▸ Your goal: Copy out the listing in full, exactly as written, but not its pictures.

▸ Data supplied:
+---+

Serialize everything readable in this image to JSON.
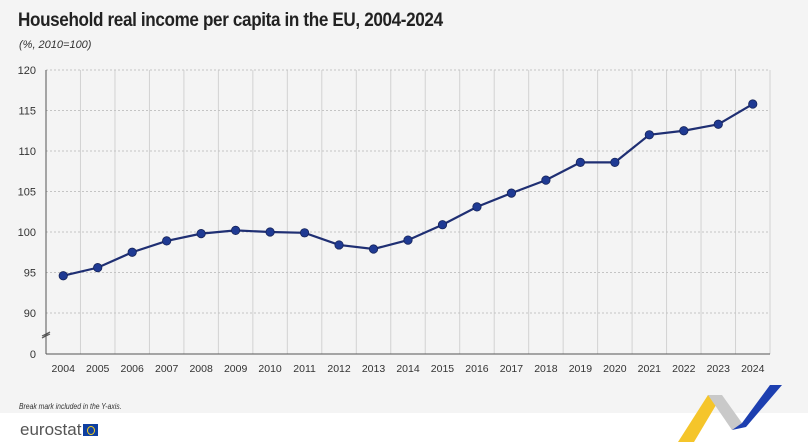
{
  "chart_data": {
    "type": "line",
    "title": "Household real income per capita in the EU, 2004-2024",
    "subtitle": "(%, 2010=100)",
    "categories": [
      "2004",
      "2005",
      "2006",
      "2007",
      "2008",
      "2009",
      "2010",
      "2011",
      "2012",
      "2013",
      "2014",
      "2015",
      "2016",
      "2017",
      "2018",
      "2019",
      "2020",
      "2021",
      "2022",
      "2023",
      "2024"
    ],
    "values": [
      94.6,
      95.6,
      97.5,
      98.9,
      99.8,
      100.2,
      100.0,
      99.9,
      98.4,
      97.9,
      99.0,
      100.9,
      103.1,
      104.8,
      106.4,
      108.6,
      108.6,
      112.0,
      112.5,
      113.3,
      115.8
    ],
    "yticks": [
      "0",
      "90",
      "95",
      "100",
      "105",
      "110",
      "115",
      "120"
    ],
    "ylim": [
      90,
      120
    ],
    "y_axis_break": true,
    "grid": true,
    "line_color": "#1f2f73",
    "marker_color": "#1f3a93",
    "note": "Break mark included in the Y-axis."
  },
  "footer": {
    "logo": "eurostat"
  }
}
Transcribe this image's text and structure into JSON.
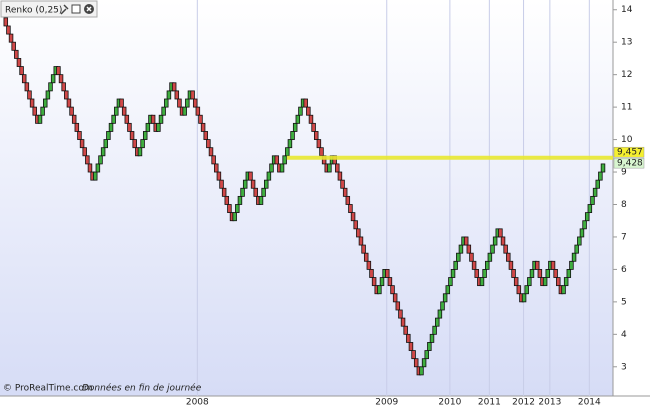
{
  "chart_data": {
    "type": "renko",
    "title": "Renko (0,25)",
    "box_size": 0.25,
    "values": [
      13.5,
      13.25,
      13,
      12.75,
      12.5,
      12.25,
      12,
      11.75,
      11.5,
      11.25,
      11,
      10.75,
      10.5,
      10.75,
      11,
      11.25,
      11.5,
      11.75,
      12,
      12.25,
      12,
      11.75,
      11.5,
      11.25,
      11,
      10.75,
      10.5,
      10.25,
      10,
      9.75,
      9.5,
      9.25,
      9,
      8.75,
      9,
      9.25,
      9.5,
      9.75,
      10,
      10.25,
      10.5,
      10.75,
      11,
      11.25,
      11,
      10.75,
      10.5,
      10.25,
      10,
      9.75,
      9.5,
      9.75,
      10,
      10.25,
      10.5,
      10.75,
      10.5,
      10.25,
      10.5,
      10.75,
      11,
      11.25,
      11.5,
      11.75,
      11.5,
      11.25,
      11,
      10.75,
      11,
      11.25,
      11.5,
      11.25,
      11,
      10.75,
      10.5,
      10.25,
      10,
      9.75,
      9.5,
      9.25,
      9,
      8.75,
      8.5,
      8.25,
      8,
      7.75,
      7.5,
      7.75,
      8,
      8.25,
      8.5,
      8.75,
      9,
      8.75,
      8.5,
      8.25,
      8,
      8.25,
      8.5,
      8.75,
      9,
      9.25,
      9.5,
      9.25,
      9,
      9.25,
      9.5,
      9.75,
      10,
      10.25,
      10.5,
      10.75,
      11,
      11.25,
      11,
      10.75,
      10.5,
      10.25,
      10,
      9.75,
      9.5,
      9.25,
      9,
      9.25,
      9.5,
      9.25,
      9,
      8.75,
      8.5,
      8.25,
      8,
      7.75,
      7.5,
      7.25,
      7,
      6.75,
      6.5,
      6.25,
      6,
      5.75,
      5.5,
      5.25,
      5.5,
      5.75,
      6,
      5.75,
      5.5,
      5.25,
      5,
      4.75,
      4.5,
      4.25,
      4,
      3.75,
      3.5,
      3.25,
      3,
      2.75,
      3,
      3.25,
      3.5,
      3.75,
      4,
      4.25,
      4.5,
      4.75,
      5,
      5.25,
      5.5,
      5.75,
      6,
      6.25,
      6.5,
      6.75,
      7,
      6.75,
      6.5,
      6.25,
      6,
      5.75,
      5.5,
      5.75,
      6,
      6.25,
      6.5,
      6.75,
      7,
      7.25,
      7,
      6.75,
      6.5,
      6.25,
      6,
      5.75,
      5.5,
      5.25,
      5,
      5.25,
      5.5,
      5.75,
      6,
      6.25,
      6,
      5.75,
      5.5,
      5.75,
      6,
      6.25,
      6,
      5.75,
      5.5,
      5.25,
      5.5,
      5.75,
      6,
      6.25,
      6.5,
      6.75,
      7,
      7.25,
      7.5,
      7.75,
      8,
      8.25,
      8.5,
      8.75,
      9,
      9.25
    ],
    "up_color": "#3fae3f",
    "down_color": "#d04848",
    "ylim": [
      2.1,
      14.3
    ],
    "yticks": [
      3,
      4,
      5,
      6,
      7,
      8,
      9,
      10,
      11,
      12,
      13,
      14
    ],
    "xlim": [
      -2,
      231
    ],
    "xticks": [
      {
        "value": 73,
        "label": "2008"
      },
      {
        "value": 145,
        "label": "2009"
      },
      {
        "value": 169,
        "label": "2010"
      },
      {
        "value": 184,
        "label": "2011"
      },
      {
        "value": 197,
        "label": "2012"
      },
      {
        "value": 207,
        "label": "2013"
      },
      {
        "value": 222,
        "label": "2014"
      }
    ],
    "hline": {
      "value": 9.44,
      "start_index": 107,
      "color": "#e8e830"
    },
    "price_labels": [
      {
        "value": 9.457,
        "label": "9,457",
        "color": "#f5f030"
      },
      {
        "value": 9.428,
        "label": "9,428",
        "color": "#d8f5d0"
      }
    ],
    "footer": {
      "source": "© ProRealTime.com",
      "note": "Données en fin de journée"
    }
  }
}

+---+

▸ Exercise response:
Serialize everything readable in this image to JSON.
{
  "chart_data": {
    "type": "line",
    "title": "Household real income per capita in the EU, 2004-2024",
    "subtitle": "(%, 2010=100)",
    "categories": [
      "2004",
      "2005",
      "2006",
      "2007",
      "2008",
      "2009",
      "2010",
      "2011",
      "2012",
      "2013",
      "2014",
      "2015",
      "2016",
      "2017",
      "2018",
      "2019",
      "2020",
      "2021",
      "2022",
      "2023",
      "2024"
    ],
    "values": [
      94.6,
      95.6,
      97.5,
      98.9,
      99.8,
      100.2,
      100.0,
      99.9,
      98.4,
      97.9,
      99.0,
      100.9,
      103.1,
      104.8,
      106.4,
      108.6,
      108.6,
      112.0,
      112.5,
      113.3,
      115.8
    ],
    "yticks": [
      "0",
      "90",
      "95",
      "100",
      "105",
      "110",
      "115",
      "120"
    ],
    "ylim": [
      90,
      120
    ],
    "y_axis_break": true,
    "grid": true,
    "line_color": "#1f2f73",
    "marker_color": "#1f3a93",
    "note": "Break mark included in the Y-axis."
  },
  "footer": {
    "logo": "eurostat"
  }
}
Transcribe this image's text and structure into JSON.
{
  "chart_data": {
    "type": "renko",
    "title": "Renko (0,25)",
    "box_size": 0.25,
    "values": [
      13.5,
      13.25,
      13,
      12.75,
      12.5,
      12.25,
      12,
      11.75,
      11.5,
      11.25,
      11,
      10.75,
      10.5,
      10.75,
      11,
      11.25,
      11.5,
      11.75,
      12,
      12.25,
      12,
      11.75,
      11.5,
      11.25,
      11,
      10.75,
      10.5,
      10.25,
      10,
      9.75,
      9.5,
      9.25,
      9,
      8.75,
      9,
      9.25,
      9.5,
      9.75,
      10,
      10.25,
      10.5,
      10.75,
      11,
      11.25,
      11,
      10.75,
      10.5,
      10.25,
      10,
      9.75,
      9.5,
      9.75,
      10,
      10.25,
      10.5,
      10.75,
      10.5,
      10.25,
      10.5,
      10.75,
      11,
      11.25,
      11.5,
      11.75,
      11.5,
      11.25,
      11,
      10.75,
      11,
      11.25,
      11.5,
      11.25,
      11,
      10.75,
      10.5,
      10.25,
      10,
      9.75,
      9.5,
      9.25,
      9,
      8.75,
      8.5,
      8.25,
      8,
      7.75,
      7.5,
      7.75,
      8,
      8.25,
      8.5,
      8.75,
      9,
      8.75,
      8.5,
      8.25,
      8,
      8.25,
      8.5,
      8.75,
      9,
      9.25,
      9.5,
      9.25,
      9,
      9.25,
      9.5,
      9.75,
      10,
      10.25,
      10.5,
      10.75,
      11,
      11.25,
      11,
      10.75,
      10.5,
      10.25,
      10,
      9.75,
      9.5,
      9.25,
      9,
      9.25,
      9.5,
      9.25,
      9,
      8.75,
      8.5,
      8.25,
      8,
      7.75,
      7.5,
      7.25,
      7,
      6.75,
      6.5,
      6.25,
      6,
      5.75,
      5.5,
      5.25,
      5.5,
      5.75,
      6,
      5.75,
      5.5,
      5.25,
      5,
      4.75,
      4.5,
      4.25,
      4,
      3.75,
      3.5,
      3.25,
      3,
      2.75,
      3,
      3.25,
      3.5,
      3.75,
      4,
      4.25,
      4.5,
      4.75,
      5,
      5.25,
      5.5,
      5.75,
      6,
      6.25,
      6.5,
      6.75,
      7,
      6.75,
      6.5,
      6.25,
      6,
      5.75,
      5.5,
      5.75,
      6,
      6.25,
      6.5,
      6.75,
      7,
      7.25,
      7,
      6.75,
      6.5,
      6.25,
      6,
      5.75,
      5.5,
      5.25,
      5,
      5.25,
      5.5,
      5.75,
      6,
      6.25,
      6,
      5.75,
      5.5,
      5.75,
      6,
      6.25,
      6,
      5.75,
      5.5,
      5.25,
      5.5,
      5.75,
      6,
      6.25,
      6.5,
      6.75,
      7,
      7.25,
      7.5,
      7.75,
      8,
      8.25,
      8.5,
      8.75,
      9,
      9.25
    ],
    "up_color": "#3fae3f",
    "down_color": "#d04848",
    "ylim": [
      2.1,
      14.3
    ],
    "yticks": [
      3,
      4,
      5,
      6,
      7,
      8,
      9,
      10,
      11,
      12,
      13,
      14
    ],
    "xlim": [
      -2,
      231
    ],
    "xticks": [
      {
        "value": 73,
        "label": "2008"
      },
      {
        "value": 145,
        "label": "2009"
      },
      {
        "value": 169,
        "label": "2010"
      },
      {
        "value": 184,
        "label": "2011"
      },
      {
        "value": 197,
        "label": "2012"
      },
      {
        "value": 207,
        "label": "2013"
      },
      {
        "value": 222,
        "label": "2014"
      }
    ],
    "hline": {
      "value": 9.44,
      "start_index": 107,
      "color": "#e8e830"
    },
    "price_labels": [
      {
        "value": 9.457,
        "label": "9,457",
        "color": "#f5f030"
      },
      {
        "value": 9.428,
        "label": "9,428",
        "color": "#d8f5d0"
      }
    ],
    "footer": {
      "source": "© ProRealTime.com",
      "note": "Données en fin de journée"
    }
  }
}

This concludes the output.